**OBJECTIF:**
Recopiez le passage de la critique allant de « Ce n’était pourtant » jusqu'à « de lourdeur idéologique. » en renommant « parodique » en « satirique ».

Publie le vendredi 12 février 2010 par Open-Publishing

La Cie du désordre vient Tout foutre en l’air au théâtre du Pavé (Toulouse - ndlr). Décapant.

Ce doit être un signe des temps ou alors quoi ? D’abord le théâtre Molotof qui, avec l’énergie brouillonne, joyeuse et ronchonne de la jeunesse, flanque pour commencer une bonne pile à ses propres aspirations et manques d’inspiration (Elle est morte ?). Isabelle Luccioni ensuite, dont le Tout doit disparaître (c’est magnifique) découd par l’entremise de Massera, Cadiot et Minyana, le chatoyant tissu entrepreneurial sans lequel nous serions paraît-il réduits au chômage, au sans-domicile-fixisme, à la non-consommation, bref à la plus pitoyable déréliction sociale. Molotof encore avec le trop léger MacTof’fff, dont le message rejoint cependant les précédents dans la dénonciation de la misère mondialiste. Tout ça en une petite semaine...
Ce n’était pourtant pas assez, puisque déboule au théâtre du Pavé le Tout foutre en l’air de la Cie du Désordre, dont le titre fait écho à celui d’Isabelle Luccioni : théâtre politique, parodique, au service d’un sérieux coup de râpe non dénué de lourdeur idéologique.

"L’argent est roi ! Vive l’argent !"

Tu es donc allé au théâtre, spectateur. Pas plus étonné que ça d’être accueilli par deux hôtesses, distributrices de questionnaires d’enquête en vue d’un "agrément pour le maintien d’une structure culturelle", dixit le ministère du Divertissement et du loisir – qui ça ? Un peu plus par le vigile occupant la scène, l’air rogue et suspicieux comme il se doit, employé à te planter vilainement le faisceau de sa Maglite géante dans l’oeil, dégainer soudainement une illégale pétoire, aligner les roulades sur l’épaule.

Arrivée de Filip Forgeau, ci-devant auteur et metteur en scène du spectacle, flanqué des deux hôtesses rendues à leur qualité de comédiennes, contrôle tatillon du vigile. Car message à donner il y a : plus d’argent pour la culture, "on va vous montrer ce qu’on peut, désolé", bribes et fragments ; flicage, fichage et profilage, bruit de bottes sur les parkings ; télévision obligatoire, "car l’esprit doit rester à la maison" ; pour les autres enquête de satisfaction, moliérisation automatique de l’impétrant le plus successueux et labellisation subséquente du lieu. Sauf résistance – "nous sommes inutiles et nous allons essayer de le rester." Place au théâtre.

Données des éléments et des régions:
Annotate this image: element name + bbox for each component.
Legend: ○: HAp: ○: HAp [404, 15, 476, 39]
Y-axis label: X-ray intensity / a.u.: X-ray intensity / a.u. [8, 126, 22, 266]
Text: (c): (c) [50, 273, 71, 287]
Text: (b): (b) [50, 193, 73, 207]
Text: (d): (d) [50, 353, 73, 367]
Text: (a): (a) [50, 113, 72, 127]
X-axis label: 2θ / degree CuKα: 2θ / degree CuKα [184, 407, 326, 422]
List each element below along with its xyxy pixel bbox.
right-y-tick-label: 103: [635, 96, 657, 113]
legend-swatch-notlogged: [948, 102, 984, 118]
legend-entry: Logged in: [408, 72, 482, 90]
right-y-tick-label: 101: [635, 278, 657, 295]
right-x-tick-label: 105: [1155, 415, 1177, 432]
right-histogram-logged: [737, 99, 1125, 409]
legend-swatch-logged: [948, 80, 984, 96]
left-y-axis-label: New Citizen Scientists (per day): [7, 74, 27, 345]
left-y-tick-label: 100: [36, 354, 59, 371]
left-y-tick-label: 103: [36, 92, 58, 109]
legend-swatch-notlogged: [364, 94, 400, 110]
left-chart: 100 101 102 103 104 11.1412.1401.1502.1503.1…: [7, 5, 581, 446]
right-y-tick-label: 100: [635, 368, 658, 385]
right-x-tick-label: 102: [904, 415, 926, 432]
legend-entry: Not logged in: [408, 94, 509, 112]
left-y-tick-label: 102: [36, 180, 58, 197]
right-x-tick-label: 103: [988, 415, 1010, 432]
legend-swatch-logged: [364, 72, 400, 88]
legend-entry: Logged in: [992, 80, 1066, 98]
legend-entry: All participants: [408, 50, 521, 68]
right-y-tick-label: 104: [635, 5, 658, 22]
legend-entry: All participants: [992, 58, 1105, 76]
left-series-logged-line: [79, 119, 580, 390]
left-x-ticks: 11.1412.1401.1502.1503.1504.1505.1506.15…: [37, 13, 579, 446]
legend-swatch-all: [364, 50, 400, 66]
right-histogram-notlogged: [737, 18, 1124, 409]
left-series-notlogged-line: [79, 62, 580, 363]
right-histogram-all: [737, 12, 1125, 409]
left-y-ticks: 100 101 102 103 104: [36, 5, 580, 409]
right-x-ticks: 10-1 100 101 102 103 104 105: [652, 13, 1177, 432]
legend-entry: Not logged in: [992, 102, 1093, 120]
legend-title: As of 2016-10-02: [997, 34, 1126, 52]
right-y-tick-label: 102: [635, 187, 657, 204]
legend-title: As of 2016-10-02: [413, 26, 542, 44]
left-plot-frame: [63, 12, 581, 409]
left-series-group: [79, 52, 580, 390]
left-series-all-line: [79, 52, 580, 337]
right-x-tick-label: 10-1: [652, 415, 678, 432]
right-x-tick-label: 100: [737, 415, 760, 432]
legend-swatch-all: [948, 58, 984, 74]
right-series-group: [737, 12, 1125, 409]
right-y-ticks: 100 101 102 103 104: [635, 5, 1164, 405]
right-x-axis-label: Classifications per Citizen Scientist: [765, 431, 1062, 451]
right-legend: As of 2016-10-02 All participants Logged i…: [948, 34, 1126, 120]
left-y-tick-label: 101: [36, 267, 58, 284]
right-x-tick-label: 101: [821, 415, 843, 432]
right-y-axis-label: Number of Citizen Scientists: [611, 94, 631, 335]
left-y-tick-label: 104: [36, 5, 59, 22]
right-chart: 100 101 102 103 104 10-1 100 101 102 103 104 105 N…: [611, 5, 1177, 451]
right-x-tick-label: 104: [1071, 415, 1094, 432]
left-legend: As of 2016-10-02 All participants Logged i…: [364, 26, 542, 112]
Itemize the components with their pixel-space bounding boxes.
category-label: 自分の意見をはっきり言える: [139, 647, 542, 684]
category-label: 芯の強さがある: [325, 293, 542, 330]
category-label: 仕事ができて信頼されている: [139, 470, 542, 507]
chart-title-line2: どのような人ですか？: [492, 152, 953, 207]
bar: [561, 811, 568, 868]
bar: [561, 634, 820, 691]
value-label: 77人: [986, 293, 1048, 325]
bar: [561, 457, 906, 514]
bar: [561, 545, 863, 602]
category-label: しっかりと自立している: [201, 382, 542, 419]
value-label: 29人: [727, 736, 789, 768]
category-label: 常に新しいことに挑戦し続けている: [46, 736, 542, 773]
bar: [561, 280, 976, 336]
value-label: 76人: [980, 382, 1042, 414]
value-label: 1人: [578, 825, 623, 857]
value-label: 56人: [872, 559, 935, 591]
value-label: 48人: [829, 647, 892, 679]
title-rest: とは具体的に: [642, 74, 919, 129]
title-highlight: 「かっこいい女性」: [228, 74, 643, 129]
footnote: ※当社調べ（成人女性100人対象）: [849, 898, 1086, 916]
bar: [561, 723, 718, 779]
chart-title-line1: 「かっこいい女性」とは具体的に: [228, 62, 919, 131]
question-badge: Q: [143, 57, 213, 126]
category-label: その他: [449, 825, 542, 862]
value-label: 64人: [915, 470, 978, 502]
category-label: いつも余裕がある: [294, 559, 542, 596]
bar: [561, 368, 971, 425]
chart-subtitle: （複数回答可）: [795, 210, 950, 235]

**RÉSULTAT DE LA TÂCHE:**
Ce n’était pourtant pas assez, puisque déboule au théâtre du Pavé le Tout foutre en l’air de la Cie du Désordre, dont le titre fait écho à celui d’Isabelle Luccioni : théâtre politique, satirique, au service d’un sérieux coup de râpe non dénué de lourdeur idéologique.